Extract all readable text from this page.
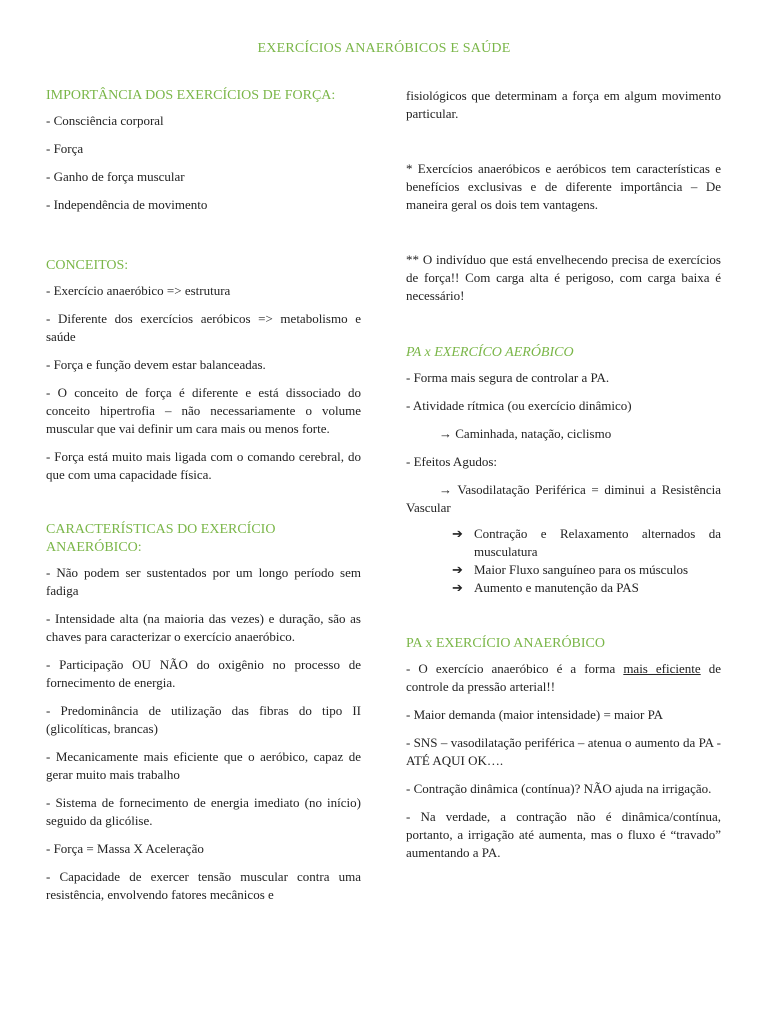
EXERCÍCIOS ANAERÓBICOS E SAÚDE
IMPORTÂNCIA DOS EXERCÍCIOS DE FORÇA:

- Consciência corporal

- Força

- Ganho de força muscular

- Independência de movimento

CONCEITOS:

- Exercício anaeróbico => estrutura

- Diferente dos exercícios aeróbicos => metabolismo e saúde

- Força e função devem estar balanceadas.

- O conceito de força é diferente e está dissociado do conceito hipertrofia – não necessariamente o volume muscular que vai definir um cara mais ou menos forte.

- Força está muito mais ligada com o comando cerebral, do que com uma capacidade física.

CARACTERÍSTICAS DO EXERCÍCIO ANAERÓBICO:

- Não podem ser sustentados por um longo período sem fadiga

- Intensidade alta (na maioria das vezes) e duração, são as chaves para caracterizar o exercício anaeróbico.

- Participação OU NÃO do oxigênio no processo de fornecimento de energia.

- Predominância de utilização das fibras do tipo II (glicolíticas, brancas)

- Mecanicamente mais eficiente que o aeróbico, capaz de gerar muito mais trabalho

- Sistema de fornecimento de energia imediato (no início) seguido da glicólise.

- Força = Massa X Aceleração

- Capacidade de exercer tensão muscular contra uma resistência, envolvendo fatores mecânicos e

fisiológicos que determinam a força em algum movimento particular.

* Exercícios anaeróbicos e aeróbicos tem características e benefícios exclusivas e de diferente importância – De maneira geral os dois tem vantagens.

** O indivíduo que está envelhecendo precisa de exercícios de força!! Com carga alta é perigoso, com carga baixa é necessário!

PA x EXERCÍCO AERÓBICO

- Forma mais segura de controlar a PA.

- Atividade rítmica (ou exercício dinâmico)

→ Caminhada, natação, ciclismo

- Efeitos Agudos:

→ Vasodilatação Periférica = diminui a Resistência Vascular

➔ Contração e Relaxamento alternados da musculatura
➔ Maior Fluxo sanguíneo para os músculos
➔ Aumento e manutenção da PAS
PA x EXERCÍCIO ANAERÓBICO

- O exercício anaeróbico é a forma mais eficiente de controle da pressão arterial!!

- Maior demanda (maior intensidade) = maior PA

- SNS – vasodilatação periférica – atenua o aumento da PA - ATÉ AQUI OK….

- Contração dinâmica (contínua)? NÃO ajuda na irrigação.

- Na verdade, a contração não é dinâmica/contínua, portanto, a irrigação até aumenta, mas o fluxo é “travado” aumentando a PA.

• **WORK TO COMPLETE**: Look through the data above. Copy every line with the string "movimento" in it.

• **FINISHED EXERCISE**:
- Independência de movimento
fisiológicos que determinam a força em algum movimento particular.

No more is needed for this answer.